- **Task instructions**: Output the lines below exactly as they appear, keeping every character unchanged.

(Records from a collection)
(begin)
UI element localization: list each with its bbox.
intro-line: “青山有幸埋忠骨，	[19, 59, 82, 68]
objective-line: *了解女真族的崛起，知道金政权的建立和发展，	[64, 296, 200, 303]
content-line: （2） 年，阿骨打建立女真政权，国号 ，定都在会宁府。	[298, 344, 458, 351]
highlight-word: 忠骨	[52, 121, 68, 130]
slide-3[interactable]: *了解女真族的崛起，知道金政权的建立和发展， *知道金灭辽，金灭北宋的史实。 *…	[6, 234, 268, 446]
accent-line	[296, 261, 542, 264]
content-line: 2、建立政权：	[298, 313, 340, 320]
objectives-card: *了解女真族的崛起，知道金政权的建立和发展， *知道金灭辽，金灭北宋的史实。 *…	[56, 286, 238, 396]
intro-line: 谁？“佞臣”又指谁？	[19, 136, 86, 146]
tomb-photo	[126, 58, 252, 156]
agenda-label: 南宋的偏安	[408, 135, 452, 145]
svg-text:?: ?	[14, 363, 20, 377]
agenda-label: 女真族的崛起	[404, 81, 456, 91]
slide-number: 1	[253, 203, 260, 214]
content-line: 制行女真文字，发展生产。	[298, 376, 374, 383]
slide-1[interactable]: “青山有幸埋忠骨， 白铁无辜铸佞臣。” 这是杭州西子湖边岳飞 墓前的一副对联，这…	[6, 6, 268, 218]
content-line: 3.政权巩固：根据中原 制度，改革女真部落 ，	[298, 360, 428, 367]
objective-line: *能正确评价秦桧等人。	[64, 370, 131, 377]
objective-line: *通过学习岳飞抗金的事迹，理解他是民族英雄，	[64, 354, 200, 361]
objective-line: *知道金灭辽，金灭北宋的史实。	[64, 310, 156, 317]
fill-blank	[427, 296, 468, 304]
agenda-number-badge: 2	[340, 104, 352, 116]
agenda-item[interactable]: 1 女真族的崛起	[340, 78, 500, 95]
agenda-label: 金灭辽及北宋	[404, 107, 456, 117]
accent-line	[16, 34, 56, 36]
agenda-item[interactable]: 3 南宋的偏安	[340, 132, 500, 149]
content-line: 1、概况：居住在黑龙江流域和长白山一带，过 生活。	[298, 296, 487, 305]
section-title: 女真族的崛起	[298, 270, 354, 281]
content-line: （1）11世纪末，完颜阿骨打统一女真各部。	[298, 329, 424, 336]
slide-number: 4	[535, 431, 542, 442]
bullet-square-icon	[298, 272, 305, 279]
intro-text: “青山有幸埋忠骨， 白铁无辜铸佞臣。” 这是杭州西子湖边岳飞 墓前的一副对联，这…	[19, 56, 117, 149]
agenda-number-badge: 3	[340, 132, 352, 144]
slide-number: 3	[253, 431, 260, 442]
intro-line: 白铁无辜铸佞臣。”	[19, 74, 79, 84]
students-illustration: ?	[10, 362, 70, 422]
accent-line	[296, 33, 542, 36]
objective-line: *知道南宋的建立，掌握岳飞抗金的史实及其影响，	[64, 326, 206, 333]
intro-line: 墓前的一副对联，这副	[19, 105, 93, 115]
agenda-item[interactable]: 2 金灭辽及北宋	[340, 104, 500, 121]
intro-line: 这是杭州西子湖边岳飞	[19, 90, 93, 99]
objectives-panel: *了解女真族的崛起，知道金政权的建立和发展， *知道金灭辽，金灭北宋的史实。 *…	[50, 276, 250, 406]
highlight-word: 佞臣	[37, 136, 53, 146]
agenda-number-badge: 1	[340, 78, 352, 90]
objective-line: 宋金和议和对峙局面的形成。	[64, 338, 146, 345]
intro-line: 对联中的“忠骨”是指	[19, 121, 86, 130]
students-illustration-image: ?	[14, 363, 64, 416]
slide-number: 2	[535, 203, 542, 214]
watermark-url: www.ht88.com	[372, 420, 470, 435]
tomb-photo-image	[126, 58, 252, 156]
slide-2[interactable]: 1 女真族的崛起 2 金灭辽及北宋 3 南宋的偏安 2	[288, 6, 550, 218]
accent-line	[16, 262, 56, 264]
(end)
- **Problem solution**:
UI element localization: list each with its bbox.
intro-line: “青山有幸埋忠骨，	[19, 59, 82, 68]
objective-line: *了解女真族的崛起，知道金政权的建立和发展，	[64, 296, 200, 303]
content-line: （2） 年，阿骨打建立女真政权，国号 ，定都在会宁府。	[298, 344, 458, 351]
highlight-word: 忠骨	[52, 121, 68, 130]
slide-3[interactable]: *了解女真族的崛起，知道金政权的建立和发展， *知道金灭辽，金灭北宋的史实。 *…	[6, 234, 268, 446]
accent-line	[296, 261, 542, 264]
content-line: 2、建立政权：	[298, 313, 340, 320]
objectives-card: *了解女真族的崛起，知道金政权的建立和发展， *知道金灭辽，金灭北宋的史实。 *…	[56, 286, 238, 396]
intro-line: 谁？“佞臣”又指谁？	[19, 136, 86, 146]
tomb-photo	[126, 58, 252, 156]
agenda-label: 南宋的偏安	[408, 135, 452, 145]
svg-text:?: ?	[14, 363, 20, 377]
agenda-label: 女真族的崛起	[404, 81, 456, 91]
slide-number: 1	[253, 203, 260, 214]
content-line: 制行女真文字，发展生产。	[298, 376, 374, 383]
slide-1[interactable]: “青山有幸埋忠骨， 白铁无辜铸佞臣。” 这是杭州西子湖边岳飞 墓前的一副对联，这…	[6, 6, 268, 218]
content-line: 3.政权巩固：根据中原 制度，改革女真部落 ，	[298, 360, 428, 367]
objective-line: *能正确评价秦桧等人。	[64, 370, 131, 377]
objective-line: *通过学习岳飞抗金的事迹，理解他是民族英雄，	[64, 354, 200, 361]
objective-line: *知道金灭辽，金灭北宋的史实。	[64, 310, 156, 317]
fill-blank	[427, 296, 468, 304]
agenda-number-badge: 2	[340, 104, 352, 116]
agenda-item[interactable]: 1 女真族的崛起	[340, 78, 500, 95]
agenda-label: 金灭辽及北宋	[404, 107, 456, 117]
accent-line	[16, 34, 56, 36]
agenda-item[interactable]: 3 南宋的偏安	[340, 132, 500, 149]
content-line: 1、概况：居住在黑龙江流域和长白山一带，过 生活。	[298, 296, 487, 305]
section-title: 女真族的崛起	[298, 270, 354, 281]
content-line: （1）11世纪末，完颜阿骨打统一女真各部。	[298, 329, 424, 336]
slide-number: 4	[535, 431, 542, 442]
bullet-square-icon	[298, 272, 305, 279]
intro-text: “青山有幸埋忠骨， 白铁无辜铸佞臣。” 这是杭州西子湖边岳飞 墓前的一副对联，这…	[19, 56, 117, 149]
agenda-number-badge: 3	[340, 132, 352, 144]
slide-number: 3	[253, 431, 260, 442]
intro-line: 白铁无辜铸佞臣。”	[19, 74, 79, 84]
students-illustration: ?	[10, 362, 70, 422]
accent-line	[296, 33, 542, 36]
objective-line: *知道南宋的建立，掌握岳飞抗金的史实及其影响，	[64, 326, 206, 333]
intro-line: 墓前的一副对联，这副	[19, 105, 93, 115]
agenda-item[interactable]: 2 金灭辽及北宋	[340, 104, 500, 121]
intro-line: 这是杭州西子湖边岳飞	[19, 90, 93, 99]
objectives-panel: *了解女真族的崛起，知道金政权的建立和发展， *知道金灭辽，金灭北宋的史实。 *…	[50, 276, 250, 406]
highlight-word: 佞臣	[37, 136, 53, 146]
agenda-number-badge: 1	[340, 78, 352, 90]
objective-line: 宋金和议和对峙局面的形成。	[64, 338, 146, 345]
intro-line: 对联中的“忠骨”是指	[19, 121, 86, 130]
students-illustration-image: ?	[14, 363, 64, 416]
slide-number: 2	[535, 203, 542, 214]
watermark-url: www.ht88.com	[372, 420, 470, 435]
tomb-photo-image	[126, 58, 252, 156]
slide-2[interactable]: 1 女真族的崛起 2 金灭辽及北宋 3 南宋的偏安 2	[288, 6, 550, 218]
accent-line	[16, 262, 56, 264]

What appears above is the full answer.